_Set task_:
Where the string "degrees" occurs in the material below, report the whole line.

_The input_:
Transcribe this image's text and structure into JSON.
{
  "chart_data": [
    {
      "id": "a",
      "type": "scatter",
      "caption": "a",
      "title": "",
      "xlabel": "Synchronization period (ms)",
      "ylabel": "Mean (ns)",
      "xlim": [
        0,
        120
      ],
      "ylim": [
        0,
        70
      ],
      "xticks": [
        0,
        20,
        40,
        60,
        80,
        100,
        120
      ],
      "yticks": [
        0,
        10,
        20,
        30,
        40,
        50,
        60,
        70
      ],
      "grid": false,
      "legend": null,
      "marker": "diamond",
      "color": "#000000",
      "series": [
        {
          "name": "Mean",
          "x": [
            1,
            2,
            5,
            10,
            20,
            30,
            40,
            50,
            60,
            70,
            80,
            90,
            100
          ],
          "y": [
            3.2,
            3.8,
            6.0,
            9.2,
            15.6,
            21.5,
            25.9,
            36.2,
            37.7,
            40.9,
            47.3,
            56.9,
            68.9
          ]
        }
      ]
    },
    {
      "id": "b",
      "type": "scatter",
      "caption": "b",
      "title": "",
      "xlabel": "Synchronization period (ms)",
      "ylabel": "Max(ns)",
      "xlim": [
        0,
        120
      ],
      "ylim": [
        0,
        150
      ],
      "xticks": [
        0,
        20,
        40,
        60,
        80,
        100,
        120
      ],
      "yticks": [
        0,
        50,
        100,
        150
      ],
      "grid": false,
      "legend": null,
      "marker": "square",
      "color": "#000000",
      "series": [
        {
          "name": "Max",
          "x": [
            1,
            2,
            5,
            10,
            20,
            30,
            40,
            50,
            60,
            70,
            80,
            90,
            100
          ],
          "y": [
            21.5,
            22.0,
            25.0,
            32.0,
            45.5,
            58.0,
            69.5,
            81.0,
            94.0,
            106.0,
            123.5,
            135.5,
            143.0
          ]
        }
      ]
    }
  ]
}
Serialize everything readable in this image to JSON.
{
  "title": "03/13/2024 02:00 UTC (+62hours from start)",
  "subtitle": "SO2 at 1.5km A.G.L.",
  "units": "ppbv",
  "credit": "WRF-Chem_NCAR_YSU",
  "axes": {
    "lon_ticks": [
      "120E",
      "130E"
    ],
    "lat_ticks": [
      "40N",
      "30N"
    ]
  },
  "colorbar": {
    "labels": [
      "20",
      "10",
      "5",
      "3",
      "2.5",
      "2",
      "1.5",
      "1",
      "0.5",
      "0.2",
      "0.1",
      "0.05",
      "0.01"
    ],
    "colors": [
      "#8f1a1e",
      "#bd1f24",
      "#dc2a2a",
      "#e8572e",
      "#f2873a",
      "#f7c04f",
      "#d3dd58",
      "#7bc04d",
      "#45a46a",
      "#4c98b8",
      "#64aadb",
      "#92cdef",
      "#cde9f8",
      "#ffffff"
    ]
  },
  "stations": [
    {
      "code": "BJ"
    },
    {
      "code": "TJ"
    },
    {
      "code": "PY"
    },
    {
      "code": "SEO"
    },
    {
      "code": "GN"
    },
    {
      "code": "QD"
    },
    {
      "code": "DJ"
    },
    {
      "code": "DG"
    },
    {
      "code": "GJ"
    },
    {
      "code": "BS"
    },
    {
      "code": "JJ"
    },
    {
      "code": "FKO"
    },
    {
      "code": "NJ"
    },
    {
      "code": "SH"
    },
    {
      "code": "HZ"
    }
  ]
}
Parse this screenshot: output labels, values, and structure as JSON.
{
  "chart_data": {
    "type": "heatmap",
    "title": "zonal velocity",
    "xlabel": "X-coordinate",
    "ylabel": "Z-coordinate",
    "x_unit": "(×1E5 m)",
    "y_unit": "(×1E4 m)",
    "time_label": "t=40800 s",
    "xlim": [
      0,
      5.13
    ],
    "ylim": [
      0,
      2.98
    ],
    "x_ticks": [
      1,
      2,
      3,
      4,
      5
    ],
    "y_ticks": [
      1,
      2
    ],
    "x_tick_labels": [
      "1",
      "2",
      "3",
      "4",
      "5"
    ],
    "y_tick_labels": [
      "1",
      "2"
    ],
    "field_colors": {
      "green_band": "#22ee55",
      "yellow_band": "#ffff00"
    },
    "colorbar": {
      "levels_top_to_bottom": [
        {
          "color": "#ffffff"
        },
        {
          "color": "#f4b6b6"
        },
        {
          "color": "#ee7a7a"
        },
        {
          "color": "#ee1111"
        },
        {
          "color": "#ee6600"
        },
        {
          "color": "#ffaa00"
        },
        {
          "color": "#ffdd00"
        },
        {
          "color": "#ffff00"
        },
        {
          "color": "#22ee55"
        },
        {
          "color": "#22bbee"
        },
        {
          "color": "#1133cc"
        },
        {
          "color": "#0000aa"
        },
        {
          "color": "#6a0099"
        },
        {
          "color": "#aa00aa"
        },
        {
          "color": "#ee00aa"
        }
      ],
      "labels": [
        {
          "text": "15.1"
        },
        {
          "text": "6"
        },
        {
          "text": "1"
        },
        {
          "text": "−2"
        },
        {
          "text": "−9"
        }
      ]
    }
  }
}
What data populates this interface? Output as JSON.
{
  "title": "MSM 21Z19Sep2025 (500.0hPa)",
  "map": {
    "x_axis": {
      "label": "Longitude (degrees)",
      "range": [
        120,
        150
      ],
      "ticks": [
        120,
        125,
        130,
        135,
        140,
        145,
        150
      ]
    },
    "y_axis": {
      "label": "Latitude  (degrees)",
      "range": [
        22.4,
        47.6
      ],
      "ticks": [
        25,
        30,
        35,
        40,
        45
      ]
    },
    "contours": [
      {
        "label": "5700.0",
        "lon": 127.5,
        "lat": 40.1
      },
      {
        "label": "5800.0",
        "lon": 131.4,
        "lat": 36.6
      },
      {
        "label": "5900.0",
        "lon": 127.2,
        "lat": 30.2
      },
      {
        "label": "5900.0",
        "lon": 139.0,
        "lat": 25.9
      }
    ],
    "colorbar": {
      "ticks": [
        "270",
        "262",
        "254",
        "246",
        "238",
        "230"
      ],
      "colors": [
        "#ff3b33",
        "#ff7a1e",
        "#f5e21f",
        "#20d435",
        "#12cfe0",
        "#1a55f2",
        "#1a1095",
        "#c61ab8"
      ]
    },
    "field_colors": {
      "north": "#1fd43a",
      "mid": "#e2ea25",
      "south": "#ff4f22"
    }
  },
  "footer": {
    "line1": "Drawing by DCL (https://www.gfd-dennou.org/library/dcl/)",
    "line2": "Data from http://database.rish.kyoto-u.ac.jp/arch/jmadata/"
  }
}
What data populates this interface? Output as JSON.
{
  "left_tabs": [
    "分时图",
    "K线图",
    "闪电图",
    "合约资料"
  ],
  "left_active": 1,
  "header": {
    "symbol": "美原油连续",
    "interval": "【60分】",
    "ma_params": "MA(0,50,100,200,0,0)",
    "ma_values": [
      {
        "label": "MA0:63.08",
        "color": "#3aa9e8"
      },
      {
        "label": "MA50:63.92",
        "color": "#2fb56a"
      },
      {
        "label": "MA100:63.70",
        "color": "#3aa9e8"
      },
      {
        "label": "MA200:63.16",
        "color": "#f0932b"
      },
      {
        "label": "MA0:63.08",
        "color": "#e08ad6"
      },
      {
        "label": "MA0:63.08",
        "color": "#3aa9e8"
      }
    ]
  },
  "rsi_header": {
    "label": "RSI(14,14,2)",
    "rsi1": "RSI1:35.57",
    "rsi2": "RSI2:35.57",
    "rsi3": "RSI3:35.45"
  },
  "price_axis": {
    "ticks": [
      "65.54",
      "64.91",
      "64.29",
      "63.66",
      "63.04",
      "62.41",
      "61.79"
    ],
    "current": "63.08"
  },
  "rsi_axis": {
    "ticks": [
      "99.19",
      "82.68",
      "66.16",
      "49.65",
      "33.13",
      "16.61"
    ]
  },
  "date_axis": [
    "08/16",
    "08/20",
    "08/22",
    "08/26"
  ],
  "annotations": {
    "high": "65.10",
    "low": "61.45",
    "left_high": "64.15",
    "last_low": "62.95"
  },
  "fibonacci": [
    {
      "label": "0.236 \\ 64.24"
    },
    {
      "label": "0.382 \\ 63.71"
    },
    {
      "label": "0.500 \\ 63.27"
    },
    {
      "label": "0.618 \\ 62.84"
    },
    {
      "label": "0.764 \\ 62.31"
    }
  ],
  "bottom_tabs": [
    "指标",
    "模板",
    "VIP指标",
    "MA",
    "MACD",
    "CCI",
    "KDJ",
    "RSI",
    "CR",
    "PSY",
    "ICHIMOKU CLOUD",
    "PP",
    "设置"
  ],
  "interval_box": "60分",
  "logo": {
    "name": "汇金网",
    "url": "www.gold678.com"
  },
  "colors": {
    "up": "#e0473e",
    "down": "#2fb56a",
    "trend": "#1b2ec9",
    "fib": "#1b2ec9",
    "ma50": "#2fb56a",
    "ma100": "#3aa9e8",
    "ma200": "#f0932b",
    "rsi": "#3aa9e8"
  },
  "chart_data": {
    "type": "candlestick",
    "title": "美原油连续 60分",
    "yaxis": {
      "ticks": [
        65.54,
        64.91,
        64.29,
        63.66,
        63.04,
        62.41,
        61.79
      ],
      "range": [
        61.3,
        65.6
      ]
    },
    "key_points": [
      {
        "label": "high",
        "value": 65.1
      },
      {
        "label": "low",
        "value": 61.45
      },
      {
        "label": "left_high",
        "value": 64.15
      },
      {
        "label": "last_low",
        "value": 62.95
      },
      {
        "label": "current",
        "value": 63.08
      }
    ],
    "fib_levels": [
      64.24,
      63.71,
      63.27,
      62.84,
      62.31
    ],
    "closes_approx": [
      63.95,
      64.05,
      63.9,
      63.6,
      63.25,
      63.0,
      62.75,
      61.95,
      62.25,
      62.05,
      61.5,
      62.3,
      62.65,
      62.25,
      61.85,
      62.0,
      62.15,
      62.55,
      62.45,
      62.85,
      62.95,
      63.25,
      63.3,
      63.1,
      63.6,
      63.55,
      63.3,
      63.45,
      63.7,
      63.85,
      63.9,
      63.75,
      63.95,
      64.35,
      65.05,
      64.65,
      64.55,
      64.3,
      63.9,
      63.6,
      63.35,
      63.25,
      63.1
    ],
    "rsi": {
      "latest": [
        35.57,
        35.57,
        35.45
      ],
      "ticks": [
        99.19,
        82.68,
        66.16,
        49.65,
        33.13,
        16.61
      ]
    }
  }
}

_Expected output_:
      "label": "Longitude (degrees)",
      "label": "Latitude  (degrees)",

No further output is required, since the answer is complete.